** The problem **
Produce an exact copy of all the records.

** Raw data **

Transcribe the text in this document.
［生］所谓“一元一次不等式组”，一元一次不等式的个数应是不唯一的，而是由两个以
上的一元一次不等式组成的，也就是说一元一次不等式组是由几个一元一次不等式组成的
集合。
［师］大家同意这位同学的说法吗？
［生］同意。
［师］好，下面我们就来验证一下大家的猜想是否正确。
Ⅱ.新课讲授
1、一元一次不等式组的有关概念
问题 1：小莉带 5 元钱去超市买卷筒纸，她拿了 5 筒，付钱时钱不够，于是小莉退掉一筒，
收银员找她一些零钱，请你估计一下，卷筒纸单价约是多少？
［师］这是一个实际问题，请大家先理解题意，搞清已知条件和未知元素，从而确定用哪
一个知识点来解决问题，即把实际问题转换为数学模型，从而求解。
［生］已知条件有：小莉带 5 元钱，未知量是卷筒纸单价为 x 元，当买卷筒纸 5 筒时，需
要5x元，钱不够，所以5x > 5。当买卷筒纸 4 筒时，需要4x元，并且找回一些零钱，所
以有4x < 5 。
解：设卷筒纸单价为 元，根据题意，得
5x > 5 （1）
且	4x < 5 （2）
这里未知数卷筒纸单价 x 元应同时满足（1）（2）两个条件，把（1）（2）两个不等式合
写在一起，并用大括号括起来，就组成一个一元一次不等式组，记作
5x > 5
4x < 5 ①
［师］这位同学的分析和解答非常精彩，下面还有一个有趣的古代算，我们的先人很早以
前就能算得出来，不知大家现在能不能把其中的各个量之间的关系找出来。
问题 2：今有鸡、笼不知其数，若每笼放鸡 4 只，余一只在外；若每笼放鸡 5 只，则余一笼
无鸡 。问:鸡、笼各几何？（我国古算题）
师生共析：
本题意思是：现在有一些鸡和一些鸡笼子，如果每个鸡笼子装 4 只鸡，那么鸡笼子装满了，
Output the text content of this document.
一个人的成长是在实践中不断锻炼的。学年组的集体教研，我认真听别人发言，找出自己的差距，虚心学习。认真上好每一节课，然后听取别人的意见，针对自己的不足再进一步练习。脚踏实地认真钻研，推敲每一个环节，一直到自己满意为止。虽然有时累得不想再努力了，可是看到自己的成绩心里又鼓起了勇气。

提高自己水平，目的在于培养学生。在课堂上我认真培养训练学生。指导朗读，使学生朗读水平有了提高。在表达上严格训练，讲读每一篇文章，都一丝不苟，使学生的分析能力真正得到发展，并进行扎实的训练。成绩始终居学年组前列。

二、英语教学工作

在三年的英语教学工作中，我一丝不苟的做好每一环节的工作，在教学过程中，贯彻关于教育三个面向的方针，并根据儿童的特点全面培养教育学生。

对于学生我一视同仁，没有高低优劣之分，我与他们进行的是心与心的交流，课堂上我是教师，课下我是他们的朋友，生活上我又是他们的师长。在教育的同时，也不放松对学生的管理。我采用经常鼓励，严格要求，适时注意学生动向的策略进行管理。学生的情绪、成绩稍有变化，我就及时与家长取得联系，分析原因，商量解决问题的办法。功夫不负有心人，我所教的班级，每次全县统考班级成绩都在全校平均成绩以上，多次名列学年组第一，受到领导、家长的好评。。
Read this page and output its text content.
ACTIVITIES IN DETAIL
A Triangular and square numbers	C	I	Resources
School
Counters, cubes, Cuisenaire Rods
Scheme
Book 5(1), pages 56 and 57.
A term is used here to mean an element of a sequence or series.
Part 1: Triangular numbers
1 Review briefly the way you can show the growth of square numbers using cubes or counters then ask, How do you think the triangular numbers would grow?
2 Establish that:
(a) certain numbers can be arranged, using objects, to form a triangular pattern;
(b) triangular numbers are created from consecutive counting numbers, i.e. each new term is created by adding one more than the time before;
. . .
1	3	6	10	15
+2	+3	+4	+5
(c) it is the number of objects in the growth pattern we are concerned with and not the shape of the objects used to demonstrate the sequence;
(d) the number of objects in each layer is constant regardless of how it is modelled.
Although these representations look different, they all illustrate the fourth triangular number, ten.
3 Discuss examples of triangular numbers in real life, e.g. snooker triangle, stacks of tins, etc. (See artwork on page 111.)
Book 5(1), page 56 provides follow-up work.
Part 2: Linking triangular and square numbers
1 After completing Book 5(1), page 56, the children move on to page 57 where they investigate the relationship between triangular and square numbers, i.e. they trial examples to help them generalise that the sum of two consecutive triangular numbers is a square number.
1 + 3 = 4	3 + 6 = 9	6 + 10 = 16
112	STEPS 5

** Full response **
Transcribe the text in this document.
［生］所谓“一元一次不等式组”，一元一次不等式的个数应是不唯一的，而是由两个以
上的一元一次不等式组成的，也就是说一元一次不等式组是由几个一元一次不等式组成的
集合。
［师］大家同意这位同学的说法吗？
［生］同意。
［师］好，下面我们就来验证一下大家的猜想是否正确。
Ⅱ.新课讲授
1、一元一次不等式组的有关概念
问题 1：小莉带 5 元钱去超市买卷筒纸，她拿了 5 筒，付钱时钱不够，于是小莉退掉一筒，
收银员找她一些零钱，请你估计一下，卷筒纸单价约是多少？
［师］这是一个实际问题，请大家先理解题意，搞清已知条件和未知元素，从而确定用哪
一个知识点来解决问题，即把实际问题转换为数学模型，从而求解。
［生］已知条件有：小莉带 5 元钱，未知量是卷筒纸单价为 x 元，当买卷筒纸 5 筒时，需
要5x元，钱不够，所以5x > 5。当买卷筒纸 4 筒时，需要4x元，并且找回一些零钱，所
以有4x < 5 。
解：设卷筒纸单价为 元，根据题意，得
5x > 5 （1）
且	4x < 5 （2）
这里未知数卷筒纸单价 x 元应同时满足（1）（2）两个条件，把（1）（2）两个不等式合
写在一起，并用大括号括起来，就组成一个一元一次不等式组，记作
5x > 5
4x < 5 ①
［师］这位同学的分析和解答非常精彩，下面还有一个有趣的古代算，我们的先人很早以
前就能算得出来，不知大家现在能不能把其中的各个量之间的关系找出来。
问题 2：今有鸡、笼不知其数，若每笼放鸡 4 只，余一只在外；若每笼放鸡 5 只，则余一笼
无鸡 。问:鸡、笼各几何？（我国古算题）
师生共析：
本题意思是：现在有一些鸡和一些鸡笼子，如果每个鸡笼子装 4 只鸡，那么鸡笼子装满了，
Output the text content of this document.
一个人的成长是在实践中不断锻炼的。学年组的集体教研，我认真听别人发言，找出自己的差距，虚心学习。认真上好每一节课，然后听取别人的意见，针对自己的不足再进一步练习。脚踏实地认真钻研，推敲每一个环节，一直到自己满意为止。虽然有时累得不想再努力了，可是看到自己的成绩心里又鼓起了勇气。

提高自己水平，目的在于培养学生。在课堂上我认真培养训练学生。指导朗读，使学生朗读水平有了提高。在表达上严格训练，讲读每一篇文章，都一丝不苟，使学生的分析能力真正得到发展，并进行扎实的训练。成绩始终居学年组前列。

二、英语教学工作

在三年的英语教学工作中，我一丝不苟的做好每一环节的工作，在教学过程中，贯彻关于教育三个面向的方针，并根据儿童的特点全面培养教育学生。

对于学生我一视同仁，没有高低优劣之分，我与他们进行的是心与心的交流，课堂上我是教师，课下我是他们的朋友，生活上我又是他们的师长。在教育的同时，也不放松对学生的管理。我采用经常鼓励，严格要求，适时注意学生动向的策略进行管理。学生的情绪、成绩稍有变化，我就及时与家长取得联系，分析原因，商量解决问题的办法。功夫不负有心人，我所教的班级，每次全县统考班级成绩都在全校平均成绩以上，多次名列学年组第一，受到领导、家长的好评。。
Read this page and output its text content.
ACTIVITIES IN DETAIL
A Triangular and square numbers	C	I	Resources
School
Counters, cubes, Cuisenaire Rods
Scheme
Book 5(1), pages 56 and 57.
A term is used here to mean an element of a sequence or series.
Part 1: Triangular numbers
1 Review briefly the way you can show the growth of square numbers using cubes or counters then ask, How do you think the triangular numbers would grow?
2 Establish that:
(a) certain numbers can be arranged, using objects, to form a triangular pattern;
(b) triangular numbers are created from consecutive counting numbers, i.e. each new term is created by adding one more than the time before;
. . .
1	3	6	10	15
+2	+3	+4	+5
(c) it is the number of objects in the growth pattern we are concerned with and not the shape of the objects used to demonstrate the sequence;
(d) the number of objects in each layer is constant regardless of how it is modelled.
Although these representations look different, they all illustrate the fourth triangular number, ten.
3 Discuss examples of triangular numbers in real life, e.g. snooker triangle, stacks of tins, etc. (See artwork on page 111.)
Book 5(1), page 56 provides follow-up work.
Part 2: Linking triangular and square numbers
1 After completing Book 5(1), page 56, the children move on to page 57 where they investigate the relationship between triangular and square numbers, i.e. they trial examples to help them generalise that the sum of two consecutive triangular numbers is a square number.
1 + 3 = 4	3 + 6 = 9	6 + 10 = 16
112	STEPS 5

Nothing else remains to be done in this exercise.